Your instructions:
Show every line containing "progress" by copying it.

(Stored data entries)

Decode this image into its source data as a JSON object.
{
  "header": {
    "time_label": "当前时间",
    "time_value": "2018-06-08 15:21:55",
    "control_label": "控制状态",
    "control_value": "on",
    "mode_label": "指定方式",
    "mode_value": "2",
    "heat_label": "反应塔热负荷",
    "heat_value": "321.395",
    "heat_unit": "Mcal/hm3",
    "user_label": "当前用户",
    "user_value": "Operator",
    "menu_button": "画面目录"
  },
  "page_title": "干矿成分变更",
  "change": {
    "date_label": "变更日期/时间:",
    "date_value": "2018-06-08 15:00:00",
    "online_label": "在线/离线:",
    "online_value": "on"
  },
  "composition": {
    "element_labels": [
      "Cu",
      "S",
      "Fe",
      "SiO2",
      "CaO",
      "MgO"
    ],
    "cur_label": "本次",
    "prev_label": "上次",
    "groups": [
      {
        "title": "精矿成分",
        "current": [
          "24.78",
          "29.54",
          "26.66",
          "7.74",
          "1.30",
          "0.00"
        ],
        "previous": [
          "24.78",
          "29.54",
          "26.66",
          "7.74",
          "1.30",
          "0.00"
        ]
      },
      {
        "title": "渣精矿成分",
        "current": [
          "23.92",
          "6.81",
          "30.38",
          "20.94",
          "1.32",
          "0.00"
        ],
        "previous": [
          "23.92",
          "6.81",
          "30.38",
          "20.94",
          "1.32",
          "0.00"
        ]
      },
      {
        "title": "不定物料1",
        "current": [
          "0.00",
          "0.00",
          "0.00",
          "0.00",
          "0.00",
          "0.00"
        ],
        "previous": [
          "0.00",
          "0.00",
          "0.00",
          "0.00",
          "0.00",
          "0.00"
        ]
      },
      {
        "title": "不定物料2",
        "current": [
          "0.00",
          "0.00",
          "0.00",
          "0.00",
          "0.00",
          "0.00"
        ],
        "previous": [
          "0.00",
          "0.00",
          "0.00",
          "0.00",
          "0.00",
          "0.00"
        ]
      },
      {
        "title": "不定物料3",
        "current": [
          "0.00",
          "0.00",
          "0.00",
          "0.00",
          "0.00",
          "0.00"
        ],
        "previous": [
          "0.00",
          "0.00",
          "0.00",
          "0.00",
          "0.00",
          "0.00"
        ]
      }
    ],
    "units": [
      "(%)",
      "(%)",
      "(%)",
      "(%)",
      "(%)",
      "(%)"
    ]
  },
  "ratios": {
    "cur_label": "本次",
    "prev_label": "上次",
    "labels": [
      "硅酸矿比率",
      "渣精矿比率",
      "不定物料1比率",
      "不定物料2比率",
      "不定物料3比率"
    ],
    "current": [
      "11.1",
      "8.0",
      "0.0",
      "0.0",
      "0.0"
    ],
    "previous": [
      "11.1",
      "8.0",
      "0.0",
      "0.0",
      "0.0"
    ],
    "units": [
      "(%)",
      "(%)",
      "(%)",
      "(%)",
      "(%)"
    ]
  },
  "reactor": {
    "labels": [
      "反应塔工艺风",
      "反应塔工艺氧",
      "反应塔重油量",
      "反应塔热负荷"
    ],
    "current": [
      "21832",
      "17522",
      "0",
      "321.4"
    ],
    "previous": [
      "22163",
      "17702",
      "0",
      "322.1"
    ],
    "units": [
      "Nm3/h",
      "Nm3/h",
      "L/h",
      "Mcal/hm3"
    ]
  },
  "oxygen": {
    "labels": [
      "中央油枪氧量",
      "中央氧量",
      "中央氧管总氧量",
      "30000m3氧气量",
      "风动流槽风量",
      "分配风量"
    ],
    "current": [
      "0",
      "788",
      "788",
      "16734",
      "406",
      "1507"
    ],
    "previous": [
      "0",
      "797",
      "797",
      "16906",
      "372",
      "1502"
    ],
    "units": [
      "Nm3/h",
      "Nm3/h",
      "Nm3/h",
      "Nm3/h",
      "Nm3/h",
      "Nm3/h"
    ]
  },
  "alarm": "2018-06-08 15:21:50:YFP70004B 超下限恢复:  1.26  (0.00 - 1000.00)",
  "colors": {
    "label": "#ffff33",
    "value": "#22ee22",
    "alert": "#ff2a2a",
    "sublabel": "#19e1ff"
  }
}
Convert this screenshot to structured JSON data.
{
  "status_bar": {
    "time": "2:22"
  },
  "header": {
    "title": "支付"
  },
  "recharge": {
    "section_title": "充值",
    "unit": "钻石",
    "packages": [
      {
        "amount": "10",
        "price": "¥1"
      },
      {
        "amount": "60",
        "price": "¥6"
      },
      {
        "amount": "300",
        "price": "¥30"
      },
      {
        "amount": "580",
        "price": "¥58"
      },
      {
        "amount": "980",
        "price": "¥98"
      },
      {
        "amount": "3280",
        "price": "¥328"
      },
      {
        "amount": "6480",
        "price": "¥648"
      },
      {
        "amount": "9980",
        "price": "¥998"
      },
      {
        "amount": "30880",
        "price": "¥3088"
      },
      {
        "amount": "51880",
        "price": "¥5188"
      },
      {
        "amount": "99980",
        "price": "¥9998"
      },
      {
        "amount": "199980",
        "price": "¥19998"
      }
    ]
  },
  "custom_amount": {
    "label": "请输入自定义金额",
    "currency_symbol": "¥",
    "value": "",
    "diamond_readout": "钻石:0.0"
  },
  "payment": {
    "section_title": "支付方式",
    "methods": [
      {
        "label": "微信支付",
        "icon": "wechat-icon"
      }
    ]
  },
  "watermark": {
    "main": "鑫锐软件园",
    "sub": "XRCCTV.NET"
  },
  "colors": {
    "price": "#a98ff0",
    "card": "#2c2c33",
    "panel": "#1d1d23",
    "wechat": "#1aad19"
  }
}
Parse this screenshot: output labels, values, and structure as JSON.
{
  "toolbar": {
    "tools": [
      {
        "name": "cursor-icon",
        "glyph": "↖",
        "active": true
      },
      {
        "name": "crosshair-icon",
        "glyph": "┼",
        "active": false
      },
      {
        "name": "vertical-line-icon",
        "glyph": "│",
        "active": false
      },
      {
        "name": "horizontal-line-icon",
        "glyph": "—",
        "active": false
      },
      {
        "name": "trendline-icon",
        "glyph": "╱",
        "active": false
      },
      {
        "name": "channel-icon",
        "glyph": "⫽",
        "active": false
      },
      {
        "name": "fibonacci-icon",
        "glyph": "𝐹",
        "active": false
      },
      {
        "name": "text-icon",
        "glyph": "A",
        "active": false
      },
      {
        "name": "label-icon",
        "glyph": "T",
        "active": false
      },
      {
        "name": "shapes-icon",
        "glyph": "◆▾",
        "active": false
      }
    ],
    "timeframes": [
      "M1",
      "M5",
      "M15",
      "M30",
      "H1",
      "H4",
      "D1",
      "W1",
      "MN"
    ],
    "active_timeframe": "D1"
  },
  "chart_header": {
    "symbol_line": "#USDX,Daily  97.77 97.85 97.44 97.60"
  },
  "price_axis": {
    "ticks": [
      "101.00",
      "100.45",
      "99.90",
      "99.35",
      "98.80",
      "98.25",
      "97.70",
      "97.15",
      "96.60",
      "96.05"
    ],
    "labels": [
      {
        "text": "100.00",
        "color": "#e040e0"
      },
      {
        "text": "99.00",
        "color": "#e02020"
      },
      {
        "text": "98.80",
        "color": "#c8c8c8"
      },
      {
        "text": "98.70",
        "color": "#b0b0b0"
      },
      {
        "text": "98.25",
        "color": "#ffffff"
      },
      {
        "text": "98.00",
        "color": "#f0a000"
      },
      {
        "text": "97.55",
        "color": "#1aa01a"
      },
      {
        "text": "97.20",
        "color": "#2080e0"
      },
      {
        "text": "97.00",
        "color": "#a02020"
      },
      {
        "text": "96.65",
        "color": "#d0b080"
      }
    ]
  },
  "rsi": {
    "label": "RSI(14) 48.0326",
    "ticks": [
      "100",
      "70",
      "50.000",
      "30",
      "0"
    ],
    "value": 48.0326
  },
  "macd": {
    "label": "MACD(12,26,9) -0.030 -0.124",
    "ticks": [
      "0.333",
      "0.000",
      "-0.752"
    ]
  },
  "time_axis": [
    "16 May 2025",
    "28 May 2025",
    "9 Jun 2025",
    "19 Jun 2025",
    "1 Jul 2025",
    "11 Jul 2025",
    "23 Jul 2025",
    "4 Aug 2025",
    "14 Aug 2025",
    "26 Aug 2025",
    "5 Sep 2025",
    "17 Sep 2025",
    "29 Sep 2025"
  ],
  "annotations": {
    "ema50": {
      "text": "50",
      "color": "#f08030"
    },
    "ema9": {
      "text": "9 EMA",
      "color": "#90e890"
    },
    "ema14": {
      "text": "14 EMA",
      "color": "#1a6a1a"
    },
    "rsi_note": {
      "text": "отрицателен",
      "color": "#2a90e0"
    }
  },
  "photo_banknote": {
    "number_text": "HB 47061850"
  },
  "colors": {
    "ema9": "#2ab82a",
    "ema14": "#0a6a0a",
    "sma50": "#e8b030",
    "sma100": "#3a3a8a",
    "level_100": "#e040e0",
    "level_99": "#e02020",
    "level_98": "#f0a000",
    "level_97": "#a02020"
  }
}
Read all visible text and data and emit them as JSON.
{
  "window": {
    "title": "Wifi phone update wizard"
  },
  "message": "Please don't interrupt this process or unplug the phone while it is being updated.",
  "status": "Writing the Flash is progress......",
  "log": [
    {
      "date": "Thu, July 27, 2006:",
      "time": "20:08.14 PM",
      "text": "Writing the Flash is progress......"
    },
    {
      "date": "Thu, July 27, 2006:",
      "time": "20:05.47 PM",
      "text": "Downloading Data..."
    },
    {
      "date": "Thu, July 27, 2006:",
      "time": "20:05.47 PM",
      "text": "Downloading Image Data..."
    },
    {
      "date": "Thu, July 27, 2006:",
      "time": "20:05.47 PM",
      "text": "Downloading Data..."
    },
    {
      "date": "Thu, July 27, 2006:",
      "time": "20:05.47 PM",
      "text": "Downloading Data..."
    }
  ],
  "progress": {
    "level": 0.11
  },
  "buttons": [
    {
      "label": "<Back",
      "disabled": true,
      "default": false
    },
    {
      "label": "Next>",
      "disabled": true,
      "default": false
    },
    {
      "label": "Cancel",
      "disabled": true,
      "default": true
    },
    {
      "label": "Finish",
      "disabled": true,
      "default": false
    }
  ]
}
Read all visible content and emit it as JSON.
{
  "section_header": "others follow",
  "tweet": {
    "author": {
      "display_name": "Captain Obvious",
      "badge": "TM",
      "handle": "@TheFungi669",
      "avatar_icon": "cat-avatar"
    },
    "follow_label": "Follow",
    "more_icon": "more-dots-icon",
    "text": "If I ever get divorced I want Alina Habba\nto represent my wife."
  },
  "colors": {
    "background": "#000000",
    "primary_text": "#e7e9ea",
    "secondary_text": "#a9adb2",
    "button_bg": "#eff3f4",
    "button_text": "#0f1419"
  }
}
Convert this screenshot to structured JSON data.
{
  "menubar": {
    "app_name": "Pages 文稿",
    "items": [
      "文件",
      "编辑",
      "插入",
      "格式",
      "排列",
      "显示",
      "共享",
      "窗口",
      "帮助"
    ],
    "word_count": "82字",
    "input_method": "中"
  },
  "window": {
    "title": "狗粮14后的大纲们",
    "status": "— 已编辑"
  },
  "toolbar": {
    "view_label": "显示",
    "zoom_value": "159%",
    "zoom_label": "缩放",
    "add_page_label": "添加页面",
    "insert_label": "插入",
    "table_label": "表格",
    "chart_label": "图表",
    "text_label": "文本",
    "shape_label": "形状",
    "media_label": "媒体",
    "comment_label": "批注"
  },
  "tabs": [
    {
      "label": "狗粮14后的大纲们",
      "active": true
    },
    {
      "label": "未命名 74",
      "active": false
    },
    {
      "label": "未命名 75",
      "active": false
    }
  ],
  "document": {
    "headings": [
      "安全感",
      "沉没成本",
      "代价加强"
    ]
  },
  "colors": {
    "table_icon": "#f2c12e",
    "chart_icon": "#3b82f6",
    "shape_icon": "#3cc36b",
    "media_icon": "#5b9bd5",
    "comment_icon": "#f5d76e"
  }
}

Answer:
  "status": "Writing the Flash is progress......",
      "text": "Writing the Flash is progress......"
  "progress": {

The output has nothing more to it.